* Exercise task *
Retype exactly the lines that run from the line with "What's the underlying" to the final line of the entries, keeping both ends and nothing else.
:::::
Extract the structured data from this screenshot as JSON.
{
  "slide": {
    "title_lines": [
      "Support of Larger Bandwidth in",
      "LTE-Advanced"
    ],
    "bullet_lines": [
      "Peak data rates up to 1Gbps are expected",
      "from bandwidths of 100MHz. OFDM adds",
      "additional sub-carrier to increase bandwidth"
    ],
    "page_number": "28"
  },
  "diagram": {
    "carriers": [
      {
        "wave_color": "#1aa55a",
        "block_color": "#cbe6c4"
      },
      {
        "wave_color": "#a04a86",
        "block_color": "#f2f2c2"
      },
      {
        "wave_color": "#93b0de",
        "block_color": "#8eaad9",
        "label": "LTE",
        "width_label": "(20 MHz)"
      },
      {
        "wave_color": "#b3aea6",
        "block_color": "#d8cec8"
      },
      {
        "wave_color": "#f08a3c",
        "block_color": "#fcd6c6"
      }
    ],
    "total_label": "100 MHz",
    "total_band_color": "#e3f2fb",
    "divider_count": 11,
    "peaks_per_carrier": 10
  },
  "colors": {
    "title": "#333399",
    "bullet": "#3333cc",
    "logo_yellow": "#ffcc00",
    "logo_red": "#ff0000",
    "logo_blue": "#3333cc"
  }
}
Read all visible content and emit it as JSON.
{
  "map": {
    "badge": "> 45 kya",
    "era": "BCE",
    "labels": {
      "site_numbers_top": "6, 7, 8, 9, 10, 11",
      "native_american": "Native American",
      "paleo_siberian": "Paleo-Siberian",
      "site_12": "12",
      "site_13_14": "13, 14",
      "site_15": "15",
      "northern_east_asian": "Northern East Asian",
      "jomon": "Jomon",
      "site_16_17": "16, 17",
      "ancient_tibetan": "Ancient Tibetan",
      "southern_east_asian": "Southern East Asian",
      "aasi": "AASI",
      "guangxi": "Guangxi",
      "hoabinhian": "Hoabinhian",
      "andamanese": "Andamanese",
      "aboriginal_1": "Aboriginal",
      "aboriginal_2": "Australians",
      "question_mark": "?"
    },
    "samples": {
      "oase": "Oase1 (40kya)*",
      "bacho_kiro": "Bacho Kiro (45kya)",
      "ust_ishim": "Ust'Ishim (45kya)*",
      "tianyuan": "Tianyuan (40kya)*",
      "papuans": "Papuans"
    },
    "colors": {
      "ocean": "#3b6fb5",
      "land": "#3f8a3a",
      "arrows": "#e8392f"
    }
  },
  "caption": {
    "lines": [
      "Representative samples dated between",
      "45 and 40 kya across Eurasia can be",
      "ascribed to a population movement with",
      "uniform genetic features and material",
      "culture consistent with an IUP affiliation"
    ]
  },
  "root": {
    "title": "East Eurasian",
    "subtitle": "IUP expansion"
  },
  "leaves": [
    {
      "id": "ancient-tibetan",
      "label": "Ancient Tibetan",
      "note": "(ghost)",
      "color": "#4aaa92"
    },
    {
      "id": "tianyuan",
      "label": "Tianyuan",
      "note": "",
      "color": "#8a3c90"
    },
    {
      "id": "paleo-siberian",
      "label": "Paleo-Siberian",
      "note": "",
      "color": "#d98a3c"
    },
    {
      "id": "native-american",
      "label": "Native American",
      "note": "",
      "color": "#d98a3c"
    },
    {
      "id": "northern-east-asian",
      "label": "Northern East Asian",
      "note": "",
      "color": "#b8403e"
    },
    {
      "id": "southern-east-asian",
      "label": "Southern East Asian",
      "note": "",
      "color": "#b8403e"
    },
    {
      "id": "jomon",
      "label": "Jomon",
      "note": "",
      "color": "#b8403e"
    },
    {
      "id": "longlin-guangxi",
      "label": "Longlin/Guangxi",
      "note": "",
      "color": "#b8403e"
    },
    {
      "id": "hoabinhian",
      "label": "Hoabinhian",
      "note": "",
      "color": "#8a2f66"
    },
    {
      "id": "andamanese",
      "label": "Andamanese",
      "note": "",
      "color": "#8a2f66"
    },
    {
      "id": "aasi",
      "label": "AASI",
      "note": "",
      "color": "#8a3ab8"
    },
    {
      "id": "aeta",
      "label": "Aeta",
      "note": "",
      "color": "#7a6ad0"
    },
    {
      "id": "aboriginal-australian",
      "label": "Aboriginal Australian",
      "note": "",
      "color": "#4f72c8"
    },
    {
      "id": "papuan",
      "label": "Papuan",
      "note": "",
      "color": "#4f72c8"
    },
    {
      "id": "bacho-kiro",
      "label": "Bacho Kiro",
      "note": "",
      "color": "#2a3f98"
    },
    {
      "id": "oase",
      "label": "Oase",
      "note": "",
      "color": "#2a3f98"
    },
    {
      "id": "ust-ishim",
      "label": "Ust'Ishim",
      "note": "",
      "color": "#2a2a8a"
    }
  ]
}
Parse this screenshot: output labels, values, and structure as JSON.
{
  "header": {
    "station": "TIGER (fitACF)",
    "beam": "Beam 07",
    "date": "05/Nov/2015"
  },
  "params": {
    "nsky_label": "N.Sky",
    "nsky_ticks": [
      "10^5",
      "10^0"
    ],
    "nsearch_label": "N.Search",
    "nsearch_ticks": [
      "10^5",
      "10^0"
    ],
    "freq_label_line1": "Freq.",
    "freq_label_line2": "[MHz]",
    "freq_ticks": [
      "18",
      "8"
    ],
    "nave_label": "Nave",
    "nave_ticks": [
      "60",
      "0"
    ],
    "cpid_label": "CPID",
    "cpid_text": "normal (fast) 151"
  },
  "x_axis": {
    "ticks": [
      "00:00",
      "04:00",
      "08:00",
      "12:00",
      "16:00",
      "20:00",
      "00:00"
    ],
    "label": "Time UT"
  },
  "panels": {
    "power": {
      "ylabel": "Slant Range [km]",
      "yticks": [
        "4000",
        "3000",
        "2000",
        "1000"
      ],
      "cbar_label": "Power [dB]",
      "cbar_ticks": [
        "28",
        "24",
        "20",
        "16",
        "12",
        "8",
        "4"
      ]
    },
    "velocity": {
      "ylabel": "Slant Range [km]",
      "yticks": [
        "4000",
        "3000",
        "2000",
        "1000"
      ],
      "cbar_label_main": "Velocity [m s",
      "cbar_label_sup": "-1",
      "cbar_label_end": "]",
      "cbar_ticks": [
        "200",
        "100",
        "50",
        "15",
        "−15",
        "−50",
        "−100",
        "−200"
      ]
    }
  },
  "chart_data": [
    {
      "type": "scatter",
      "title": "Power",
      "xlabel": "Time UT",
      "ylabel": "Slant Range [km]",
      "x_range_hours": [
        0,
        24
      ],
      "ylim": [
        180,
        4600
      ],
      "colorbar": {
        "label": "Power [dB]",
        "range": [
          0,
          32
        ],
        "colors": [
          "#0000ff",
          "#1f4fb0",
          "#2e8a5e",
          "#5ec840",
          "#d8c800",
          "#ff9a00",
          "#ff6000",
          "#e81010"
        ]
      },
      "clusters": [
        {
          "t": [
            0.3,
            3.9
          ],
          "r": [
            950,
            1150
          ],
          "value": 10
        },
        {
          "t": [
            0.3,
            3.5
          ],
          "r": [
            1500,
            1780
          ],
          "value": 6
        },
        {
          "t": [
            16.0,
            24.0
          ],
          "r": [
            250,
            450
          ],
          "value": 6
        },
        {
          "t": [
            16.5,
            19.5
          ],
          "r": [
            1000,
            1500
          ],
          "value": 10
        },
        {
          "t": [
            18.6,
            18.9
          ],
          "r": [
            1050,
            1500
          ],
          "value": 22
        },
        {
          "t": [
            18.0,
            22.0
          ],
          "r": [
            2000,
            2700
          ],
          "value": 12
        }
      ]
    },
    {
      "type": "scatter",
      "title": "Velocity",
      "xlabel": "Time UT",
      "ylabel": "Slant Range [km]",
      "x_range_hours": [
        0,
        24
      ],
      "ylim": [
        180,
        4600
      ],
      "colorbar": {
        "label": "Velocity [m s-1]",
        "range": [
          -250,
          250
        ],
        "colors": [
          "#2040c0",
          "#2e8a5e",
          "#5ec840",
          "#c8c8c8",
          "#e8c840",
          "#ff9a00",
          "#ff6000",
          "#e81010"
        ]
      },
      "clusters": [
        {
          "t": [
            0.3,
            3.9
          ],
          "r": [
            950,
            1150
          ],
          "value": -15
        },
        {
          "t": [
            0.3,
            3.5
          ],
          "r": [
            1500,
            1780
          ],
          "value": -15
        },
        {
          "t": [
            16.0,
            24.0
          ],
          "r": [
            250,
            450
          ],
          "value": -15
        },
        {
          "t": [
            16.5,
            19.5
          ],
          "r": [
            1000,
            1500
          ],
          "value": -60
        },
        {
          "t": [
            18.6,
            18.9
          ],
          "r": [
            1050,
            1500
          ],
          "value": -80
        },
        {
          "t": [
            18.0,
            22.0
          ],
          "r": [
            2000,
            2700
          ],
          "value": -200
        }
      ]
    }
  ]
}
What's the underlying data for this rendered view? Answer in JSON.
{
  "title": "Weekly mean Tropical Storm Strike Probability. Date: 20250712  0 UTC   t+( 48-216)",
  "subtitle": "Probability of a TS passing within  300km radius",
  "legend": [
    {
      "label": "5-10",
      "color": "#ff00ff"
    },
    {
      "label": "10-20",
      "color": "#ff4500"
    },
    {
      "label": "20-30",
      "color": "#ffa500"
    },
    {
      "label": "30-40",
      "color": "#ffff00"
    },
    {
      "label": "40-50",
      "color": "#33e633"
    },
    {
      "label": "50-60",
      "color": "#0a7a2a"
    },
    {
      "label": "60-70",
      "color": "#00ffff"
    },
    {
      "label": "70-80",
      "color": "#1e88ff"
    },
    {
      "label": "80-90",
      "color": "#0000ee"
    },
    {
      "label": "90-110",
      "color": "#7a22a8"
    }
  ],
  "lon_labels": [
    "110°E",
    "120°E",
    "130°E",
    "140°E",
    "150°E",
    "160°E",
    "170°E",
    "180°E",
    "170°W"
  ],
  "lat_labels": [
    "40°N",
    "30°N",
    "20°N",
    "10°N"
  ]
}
:::::
* Full response *
What's the underlying data for this rendered view? Answer in JSON.
{
  "title": "Weekly mean Tropical Storm Strike Probability. Date: 20250712  0 UTC   t+( 48-216)",
  "subtitle": "Probability of a TS passing within  300km radius",
  "legend": [
    {
      "label": "5-10",
      "color": "#ff00ff"
    },
    {
      "label": "10-20",
      "color": "#ff4500"
    },
    {
      "label": "20-30",
      "color": "#ffa500"
    },
    {
      "label": "30-40",
      "color": "#ffff00"
    },
    {
      "label": "40-50",
      "color": "#33e633"
    },
    {
      "label": "50-60",
      "color": "#0a7a2a"
    },
    {
      "label": "60-70",
      "color": "#00ffff"
    },
    {
      "label": "70-80",
      "color": "#1e88ff"
    },
    {
      "label": "80-90",
      "color": "#0000ee"
    },
    {
      "label": "90-110",
      "color": "#7a22a8"
    }
  ],
  "lon_labels": [
    "110°E",
    "120°E",
    "130°E",
    "140°E",
    "150°E",
    "160°E",
    "170°E",
    "180°E",
    "170°W"
  ],
  "lat_labels": [
    "40°N",
    "30°N",
    "20°N",
    "10°N"
  ]
}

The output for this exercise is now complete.